Il y a eu toute une évolution du rôle de la flûte, de par ses caractéristiques et auprès des compositeurs. Souvent les flûtistes de la musique populaire cubaine étaient également compositeurs et directeurs, ce qui leur a permis d’imposer leur son plus facilement et de donner une véritable place à la flûte. Il y a même le flûtiste Roberto Ondina qui a impressionné Stravinsky, lors de sa venue… Tous les orchestres des années 40 avaient des flûtistes comme leaders. On peut citer notamment l’Orquesta Aragon et Richar Egües qui a littéralement révolutionné la flûte… Mais c’est vrai que la flûte, bien qu’étant devenue très virtuose, est vite restée dans l’enceinte de la musique cubaine populaire.
J’aimerais que l’on parle de ta venue à la Convention de la flûte à la Nouvelle-Orléans.
C’est la première fois que j’étais invité à cette Convention. Pour moi c’est une reconnaissance. J’ai participé au Gala d’ouverture en tant qu’invité spécial « special guest » et là, j’ai pu jouer avec le flûtiste que je considère comme le plus important. Celui pour qui je joue de la flûte. Mon père spirituel. Celui dont je connaissais la musique avant même de le rencontrer personnellement… Je parle de Hubert Laws.
On s’était déjà connu lors d’une fête à Los Angeles mais on n’avait encore jamais joué en public, ensemble. Il y avait également le flûtiste américain Jim Walker. Je le connaissais parce qu’à Cuba dans les années 80, il y avait des émissions de radio durant lesquelles on entendait sa musique, un des premiers à faire un mélange de classique et de jazz. Il jouait des versions jazz de Paganini, de la Badinerie de Bach…
Il y avait vraiment des flûtistes venus de partout dans le monde et j’y ai également fait la connaissance de la flûtiste française Sophie Cherrier. J’ai joué plusieurs fois, fait une master-class de jazz et le dernier jour, j’ai essayé beaucoup de flûtes qui étaient exposées.

Consigne: D'après l'extrait sur la flûte, avec quel flûtiste, considéré comme le plus important par la personne interrogée, celle-ci a-t-elle joué au Gala d'ouverture de la Convention de la flûte à la Nouvelle-Orléans ?

Matériel source:

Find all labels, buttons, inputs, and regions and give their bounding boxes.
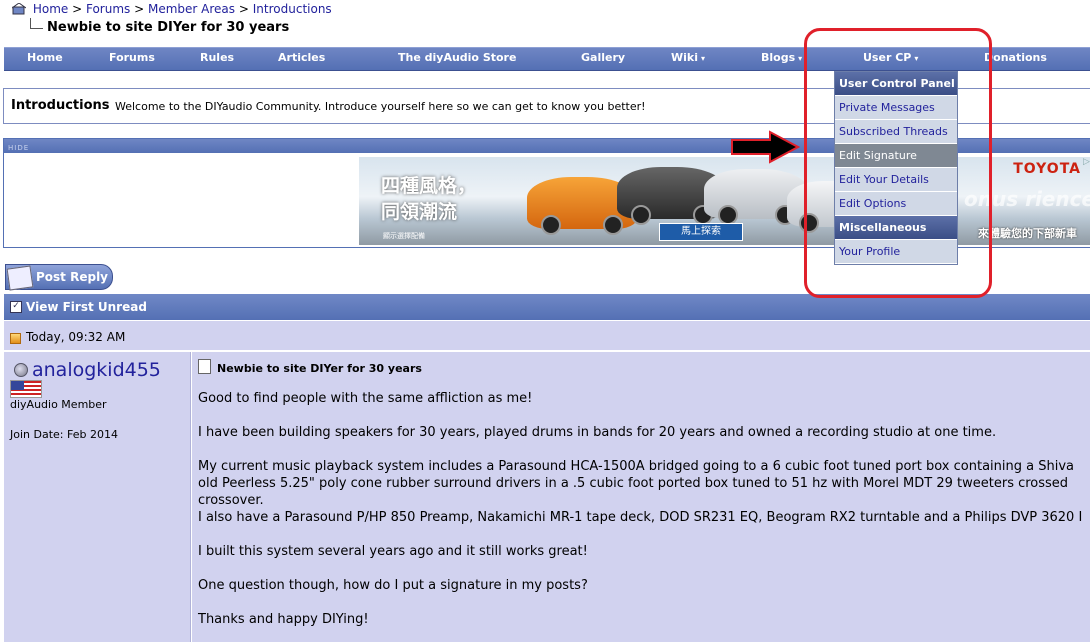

Corrigé détaillé: Avec Hubert Laws.